*Source material:*

○ ○ ○ ○ ○

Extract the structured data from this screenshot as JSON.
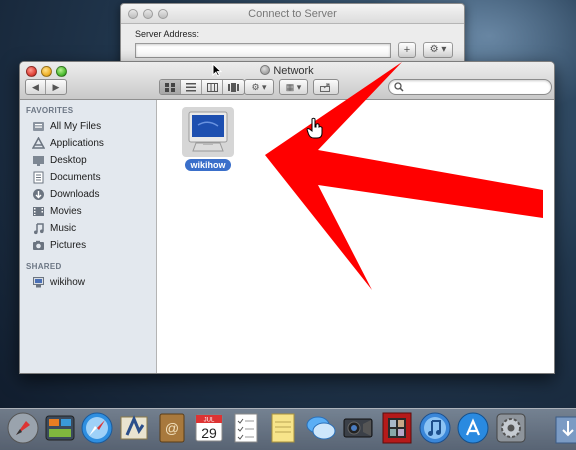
{
  "connect_to_server": {
    "title": "Connect to Server",
    "server_address_label": "Server Address:",
    "server_address_value": "",
    "add_label": "+",
    "options_label": "⚙ ▾"
  },
  "finder": {
    "title": "Network",
    "nav_back": "◀",
    "nav_forward": "▶",
    "search_value": "",
    "sidebar": {
      "favorites_header": "FAVORITES",
      "favorites": [
        {
          "label": "All My Files",
          "icon": "all-files-icon"
        },
        {
          "label": "Applications",
          "icon": "applications-icon"
        },
        {
          "label": "Desktop",
          "icon": "desktop-icon"
        },
        {
          "label": "Documents",
          "icon": "documents-icon"
        },
        {
          "label": "Downloads",
          "icon": "downloads-icon"
        },
        {
          "label": "Movies",
          "icon": "movies-icon"
        },
        {
          "label": "Music",
          "icon": "music-icon"
        },
        {
          "label": "Pictures",
          "icon": "pictures-icon"
        }
      ],
      "shared_header": "SHARED",
      "shared": [
        {
          "label": "wikihow",
          "icon": "computer-icon"
        }
      ]
    },
    "content": {
      "items": [
        {
          "label": "wikihow",
          "icon": "computer-icon",
          "selected": true
        }
      ]
    }
  },
  "dock": {
    "calendar_day": "29",
    "calendar_month": "JUL"
  },
  "colors": {
    "arrow": "#ff0000",
    "selection": "#3a6fca"
  }
}
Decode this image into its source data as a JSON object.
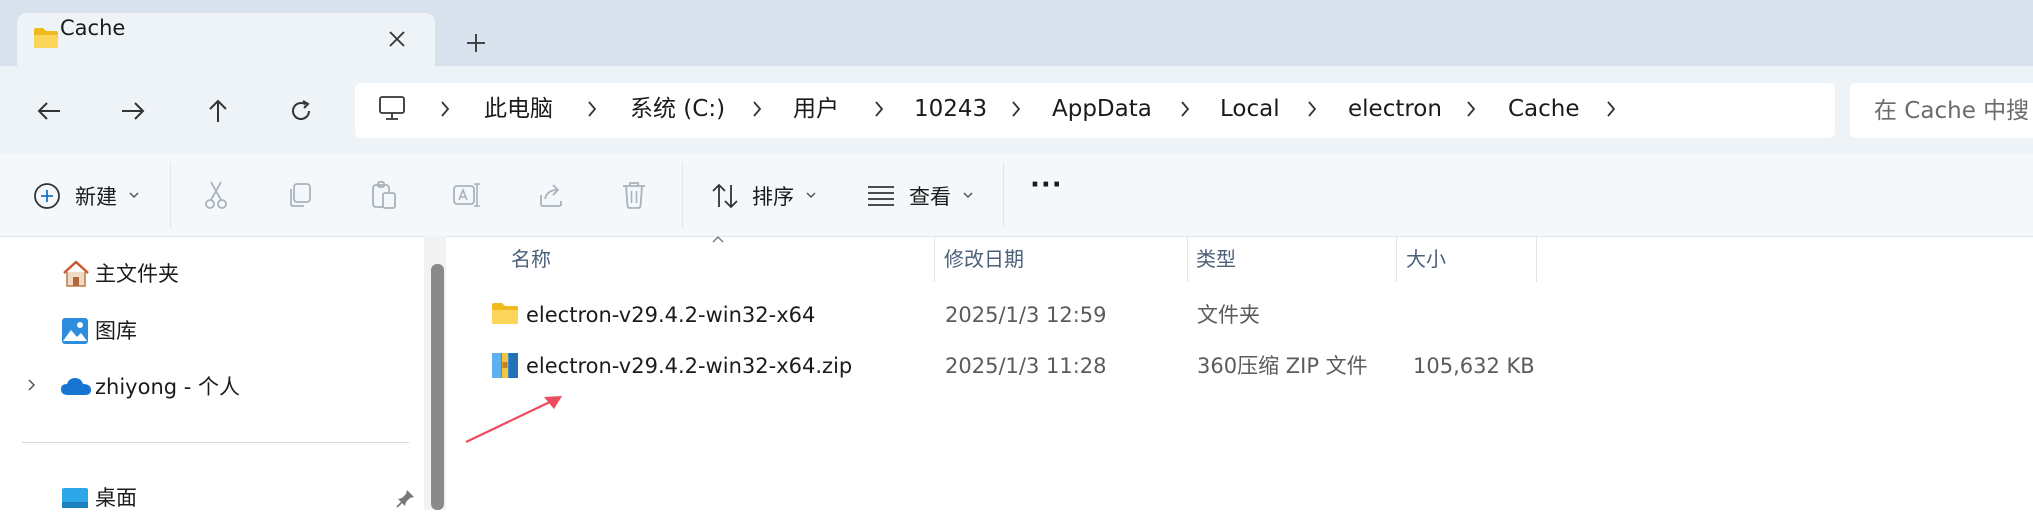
{
  "window": {
    "tab": {
      "title": "Cache",
      "close_icon": "close-icon",
      "icon": "folder-icon"
    },
    "new_tab_icon": "plus-icon"
  },
  "nav": {
    "back_icon": "arrow-left-icon",
    "forward_icon": "arrow-right-icon",
    "up_icon": "arrow-up-icon",
    "refresh_icon": "refresh-icon",
    "breadcrumb": [
      "此电脑",
      "系统 (C:)",
      "用户",
      "10243",
      "AppData",
      "Local",
      "electron",
      "Cache"
    ],
    "search_placeholder": "在 Cache 中搜"
  },
  "toolbar": {
    "new_label": "新建",
    "sort_label": "排序",
    "view_label": "查看",
    "more_label": "···",
    "icons": [
      "cut-icon",
      "copy-icon",
      "paste-icon",
      "rename-icon",
      "share-icon",
      "delete-icon"
    ]
  },
  "sidebar": {
    "items": [
      {
        "label": "主文件夹",
        "icon": "home-icon"
      },
      {
        "label": "图库",
        "icon": "gallery-icon"
      },
      {
        "label": "zhiyong - 个人",
        "icon": "onedrive-icon"
      },
      {
        "label": "桌面",
        "icon": "desktop-icon"
      }
    ]
  },
  "table": {
    "columns": [
      "名称",
      "修改日期",
      "类型",
      "大小"
    ],
    "rows": [
      {
        "name": "electron-v29.4.2-win32-x64",
        "modified": "2025/1/3 12:59",
        "type": "文件夹",
        "size": "",
        "icon": "folder-icon"
      },
      {
        "name": "electron-v29.4.2-win32-x64.zip",
        "modified": "2025/1/3 11:28",
        "type": "360压缩 ZIP 文件",
        "size": "105,632 KB",
        "icon": "zip-archive-icon"
      }
    ]
  },
  "colors": {
    "accent": "#ee4b5d",
    "folder": "#f7c948",
    "tab_strip": "#d8e2ec",
    "nav_bar": "#eef3f8"
  }
}
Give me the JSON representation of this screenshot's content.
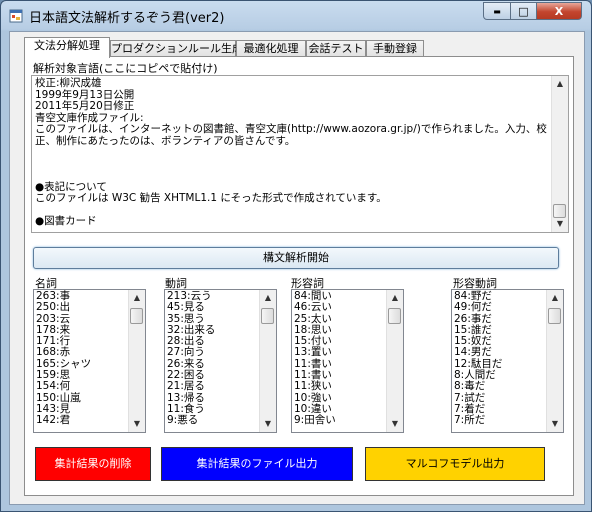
{
  "window": {
    "title": "日本語文法解析するぞう君(ver2)",
    "minimize_glyph": "▬",
    "maximize_glyph": "□",
    "close_glyph": "X"
  },
  "tabs": [
    {
      "label": "文法分解処理",
      "active": true
    },
    {
      "label": "プロダクションルール生成"
    },
    {
      "label": "最適化処理"
    },
    {
      "label": "会話テスト"
    },
    {
      "label": "手動登録"
    }
  ],
  "input": {
    "label": "解析対象言語(ここにコピペで貼付け)",
    "text": "校正:柳沢成雄\n1999年9月13日公開\n2011年5月20日修正\n青空文庫作成ファイル:\nこのファイルは、インターネットの図書館、青空文庫(http://www.aozora.gr.jp/)で作られました。入力、校正、制作にあたったのは、ボランティアの皆さんです。\n\n\n\n●表記について\nこのファイルは W3C 勧告 XHTML1.1 にそった形式で作成されています。\n\n●図書カード"
  },
  "parse_button": "構文解析開始",
  "lists": [
    {
      "label": "名詞",
      "items": [
        "263:事",
        "250:出",
        "203:云",
        "178:来",
        "171:行",
        "168:赤",
        "165:シャツ",
        "159:思",
        "154:何",
        "150:山嵐",
        "143:見",
        "142:君"
      ]
    },
    {
      "label": "動詞",
      "items": [
        "213:云う",
        "45:見る",
        "35:思う",
        "32:出来る",
        "28:出る",
        "27:向う",
        "26:来る",
        "22:困る",
        "21:居る",
        "13:帰る",
        "11:食う",
        "9:悪る"
      ]
    },
    {
      "label": "形容詞",
      "items": [
        "84:間い",
        "46:云い",
        "25:太い",
        "18:思い",
        "15:付い",
        "13:置い",
        "11:書い",
        "11:書い",
        "11:狭い",
        "10:強い",
        "10:違い",
        "9:田舎い"
      ]
    },
    {
      "label": "形容動詞",
      "items": [
        "84:野だ",
        "49:何だ",
        "26:事だ",
        "15:誰だ",
        "15:奴だ",
        "14:男だ",
        "12:駄目だ",
        "8:人間だ",
        "8:毒だ",
        "7:試だ",
        "7:着だ",
        "7:所だ"
      ]
    }
  ],
  "actions": {
    "delete": "集計結果の削除",
    "export": "集計結果のファイル出力",
    "markov": "マルコフモデル出力"
  },
  "colors": {
    "delete_bg": "#ff0000",
    "export_bg": "#0000ff",
    "markov_bg": "#ffd200"
  }
}
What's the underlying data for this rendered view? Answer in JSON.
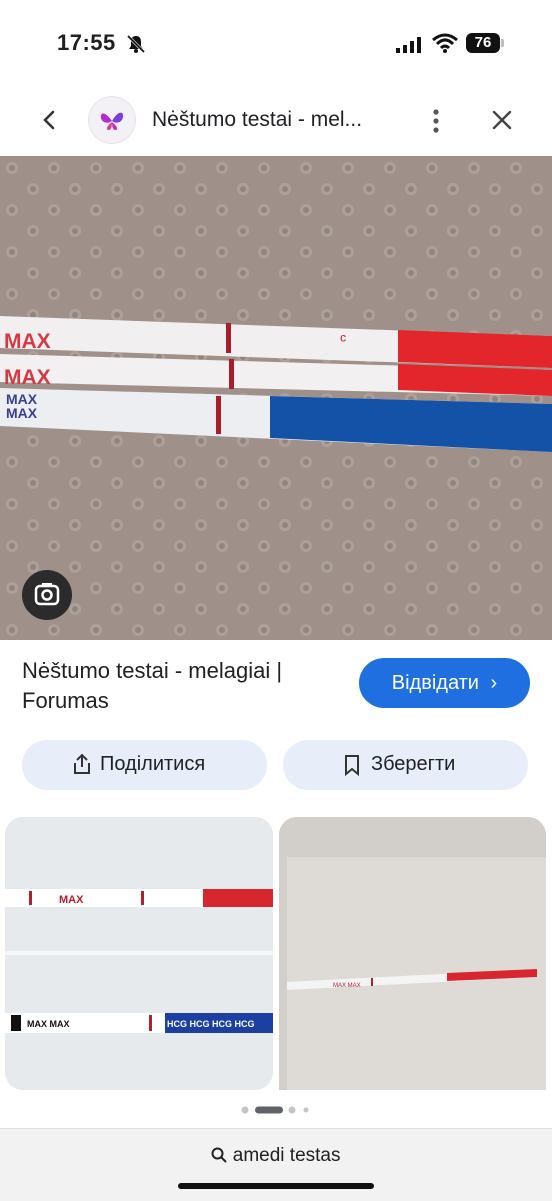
{
  "status_bar": {
    "time": "17:55",
    "battery": "76"
  },
  "top_bar": {
    "title": "Nėštumo testai - mel..."
  },
  "hero": {
    "strips": [
      {
        "label": "MAX",
        "handle_color": "#e2262b"
      },
      {
        "label": "MAX",
        "handle_color": "#e2262b"
      },
      {
        "label": "MAX",
        "handle_color": "#1447a8"
      }
    ]
  },
  "result": {
    "title": "Nėštumo testai - melagiai | Forumas",
    "visit_label": "Відвідати"
  },
  "actions": {
    "share_label": "Поділитися",
    "save_label": "Зберегти"
  },
  "related": [
    {
      "strips": [
        {
          "label": "MAX"
        },
        {
          "label": "MAX MAX",
          "handle_text": "HCG HCG HCG HCG"
        }
      ]
    },
    {
      "strip": {
        "label": "MAX MAX"
      }
    }
  ],
  "carousel": {
    "total": 4,
    "active": 1
  },
  "bottom_bar": {
    "query": "amedi testas"
  },
  "colors": {
    "accent": "#1f6fe0",
    "pill_bg": "#e7eef9",
    "red": "#e2262b",
    "blue": "#1447a8"
  }
}
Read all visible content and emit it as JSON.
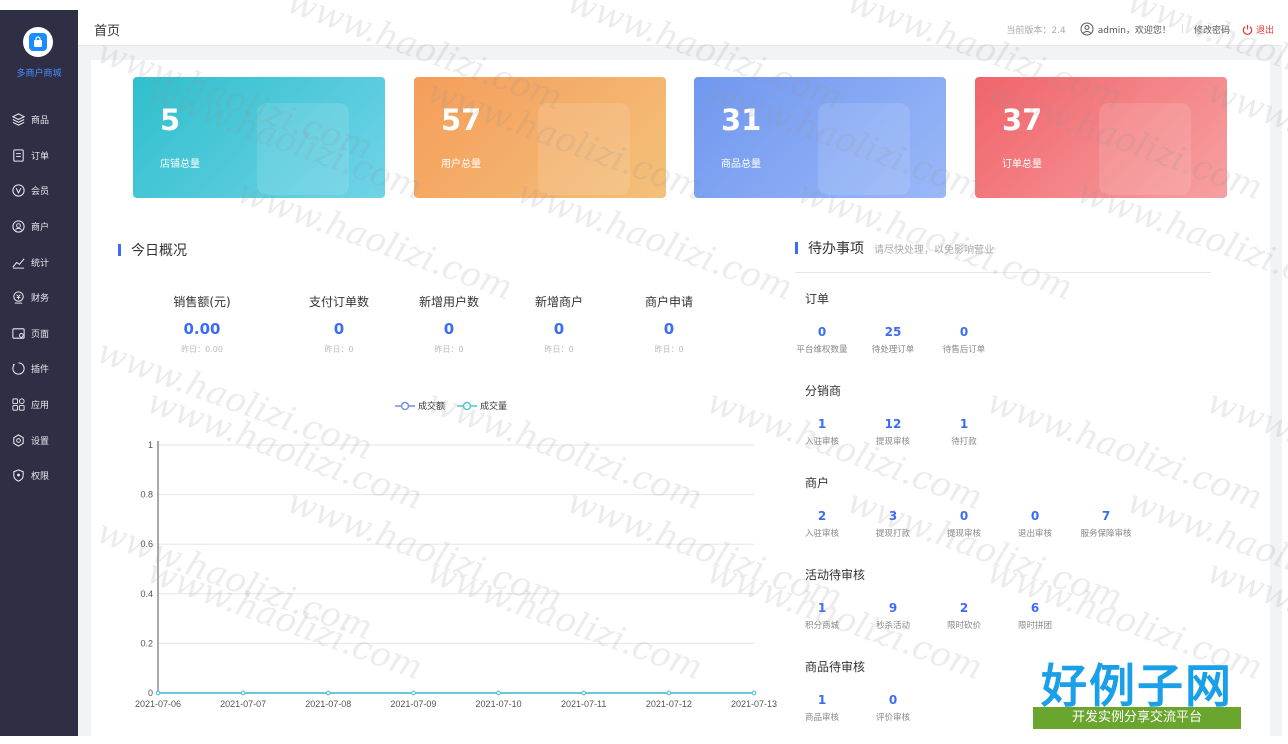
{
  "sidebar": {
    "brand": "多商户商城",
    "items": [
      {
        "label": "商品",
        "icon": "layers-icon"
      },
      {
        "label": "订单",
        "icon": "order-icon"
      },
      {
        "label": "会员",
        "icon": "member-icon"
      },
      {
        "label": "商户",
        "icon": "merchant-icon"
      },
      {
        "label": "统计",
        "icon": "chart-line-icon"
      },
      {
        "label": "财务",
        "icon": "finance-icon"
      },
      {
        "label": "页面",
        "icon": "page-icon"
      },
      {
        "label": "插件",
        "icon": "plugin-icon"
      },
      {
        "label": "应用",
        "icon": "apps-icon"
      },
      {
        "label": "设置",
        "icon": "settings-icon"
      },
      {
        "label": "权限",
        "icon": "shield-icon"
      }
    ]
  },
  "header": {
    "title": "首页",
    "version": "当前版本：2.4",
    "user": "admin，欢迎您！",
    "change_password": "修改密码",
    "logout": "退出"
  },
  "cards": [
    {
      "value": "5",
      "label": "店铺总量",
      "color": "#36c0d0"
    },
    {
      "value": "57",
      "label": "用户总量",
      "color": "#f0a35e"
    },
    {
      "value": "31",
      "label": "商品总量",
      "color": "#7ba0f3"
    },
    {
      "value": "37",
      "label": "订单总量",
      "color": "#f06b70"
    }
  ],
  "today": {
    "title": "今日概况",
    "stats": [
      {
        "title": "销售额(元)",
        "value": "0.00",
        "yesterday": "昨日：0.00"
      },
      {
        "title": "支付订单数",
        "value": "0",
        "yesterday": "昨日：0"
      },
      {
        "title": "新增用户数",
        "value": "0",
        "yesterday": "昨日：0"
      },
      {
        "title": "新增商户",
        "value": "0",
        "yesterday": "昨日：0"
      },
      {
        "title": "商户申请",
        "value": "0",
        "yesterday": "昨日：0"
      }
    ]
  },
  "chart_data": {
    "type": "line",
    "x": [
      "2021-07-06",
      "2021-07-07",
      "2021-07-08",
      "2021-07-09",
      "2021-07-10",
      "2021-07-11",
      "2021-07-12",
      "2021-07-13"
    ],
    "series": [
      {
        "name": "成交额",
        "values": [
          0,
          0,
          0,
          0,
          0,
          0,
          0,
          0
        ],
        "color": "#7b8fe0"
      },
      {
        "name": "成交量",
        "values": [
          0,
          0,
          0,
          0,
          0,
          0,
          0,
          0
        ],
        "color": "#4cc9d6"
      }
    ],
    "yticks": [
      "0",
      "0.2",
      "0.4",
      "0.6",
      "0.8",
      "1"
    ],
    "ylim": [
      0,
      1
    ],
    "grid": true,
    "legend": "top"
  },
  "todo": {
    "title": "待办事项",
    "subtitle": "请尽快处理，以免影响营业",
    "groups": [
      {
        "title": "订单",
        "items": [
          {
            "value": "0",
            "label": "平台维权数量"
          },
          {
            "value": "25",
            "label": "待处理订单"
          },
          {
            "value": "0",
            "label": "待售后订单"
          }
        ]
      },
      {
        "title": "分销商",
        "items": [
          {
            "value": "1",
            "label": "入驻审核"
          },
          {
            "value": "12",
            "label": "提现审核"
          },
          {
            "value": "1",
            "label": "待打款"
          }
        ]
      },
      {
        "title": "商户",
        "items": [
          {
            "value": "2",
            "label": "入驻审核"
          },
          {
            "value": "3",
            "label": "提现打款"
          },
          {
            "value": "0",
            "label": "提现审核"
          },
          {
            "value": "0",
            "label": "退出审核"
          },
          {
            "value": "7",
            "label": "服务保障审核"
          }
        ]
      },
      {
        "title": "活动待审核",
        "items": [
          {
            "value": "1",
            "label": "积分商城"
          },
          {
            "value": "9",
            "label": "秒杀活动"
          },
          {
            "value": "2",
            "label": "限时砍价"
          },
          {
            "value": "6",
            "label": "限时拼团"
          }
        ]
      },
      {
        "title": "商品待审核",
        "items": [
          {
            "value": "1",
            "label": "商品审核"
          },
          {
            "value": "0",
            "label": "评价审核"
          }
        ]
      }
    ]
  },
  "watermark": "www.haolizi.com",
  "badge": {
    "big": "好例子网",
    "small": "开发实例分享交流平台"
  }
}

○ ○ ○ ○ ○

Find every line in the records above that contains the word "electron", and copy each one.

*Output for this exercise:*
      "electron",
        "name": "electron-v29.4.2-win32-x64",
        "name": "electron-v29.4.2-win32-x64.zip",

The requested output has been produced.